→ PROBLEM REQUIREMENTS
Print exactly the lines from the one containing "Output a JSON" through the last line of the listing, both included.

→ DATA TO USE
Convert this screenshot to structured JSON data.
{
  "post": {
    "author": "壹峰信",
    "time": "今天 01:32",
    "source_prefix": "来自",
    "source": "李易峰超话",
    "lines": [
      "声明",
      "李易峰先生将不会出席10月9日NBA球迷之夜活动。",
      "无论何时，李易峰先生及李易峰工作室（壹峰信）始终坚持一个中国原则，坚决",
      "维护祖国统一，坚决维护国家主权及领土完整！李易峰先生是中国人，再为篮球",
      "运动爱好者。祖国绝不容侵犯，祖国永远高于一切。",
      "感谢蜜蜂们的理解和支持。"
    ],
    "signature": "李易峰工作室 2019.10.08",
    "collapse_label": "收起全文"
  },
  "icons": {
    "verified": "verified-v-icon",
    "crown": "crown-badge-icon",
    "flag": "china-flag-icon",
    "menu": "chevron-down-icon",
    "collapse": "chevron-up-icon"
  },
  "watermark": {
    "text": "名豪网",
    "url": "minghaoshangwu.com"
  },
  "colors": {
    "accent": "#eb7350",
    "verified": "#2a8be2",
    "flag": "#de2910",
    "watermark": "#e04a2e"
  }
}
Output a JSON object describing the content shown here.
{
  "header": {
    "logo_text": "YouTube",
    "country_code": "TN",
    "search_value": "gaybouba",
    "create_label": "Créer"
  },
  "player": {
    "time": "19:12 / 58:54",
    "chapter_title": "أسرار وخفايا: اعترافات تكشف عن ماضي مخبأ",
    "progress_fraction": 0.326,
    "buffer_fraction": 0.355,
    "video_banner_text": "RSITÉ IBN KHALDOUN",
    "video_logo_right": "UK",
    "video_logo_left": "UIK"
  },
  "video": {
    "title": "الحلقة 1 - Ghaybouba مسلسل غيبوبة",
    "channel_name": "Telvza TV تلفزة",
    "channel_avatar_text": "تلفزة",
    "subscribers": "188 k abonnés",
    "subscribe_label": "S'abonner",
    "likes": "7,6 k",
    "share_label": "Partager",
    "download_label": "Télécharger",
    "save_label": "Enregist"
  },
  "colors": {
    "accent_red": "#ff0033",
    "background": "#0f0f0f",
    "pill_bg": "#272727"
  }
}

→ RESULT BELOW
Output a JSON object describing the content shown here.
{
  "header": {
    "logo_text": "YouTube",
    "country_code": "TN",
    "search_value": "gaybouba",
    "create_label": "Créer"
  },
  "player": {
    "time": "19:12 / 58:54",
    "chapter_title": "أسرار وخفايا: اعترافات تكشف عن ماضي مخبأ",
    "progress_fraction": 0.326,
    "buffer_fraction": 0.355,
    "video_banner_text": "RSITÉ IBN KHALDOUN",
    "video_logo_right": "UK",
    "video_logo_left": "UIK"
  },
  "video": {
    "title": "الحلقة 1 - Ghaybouba مسلسل غيبوبة",
    "channel_name": "Telvza TV تلفزة",
    "channel_avatar_text": "تلفزة",
    "subscribers": "188 k abonnés",
    "subscribe_label": "S'abonner",
    "likes": "7,6 k",
    "share_label": "Partager",
    "download_label": "Télécharger",
    "save_label": "Enregist"
  },
  "colors": {
    "accent_red": "#ff0033",
    "background": "#0f0f0f",
    "pill_bg": "#272727"
  }
}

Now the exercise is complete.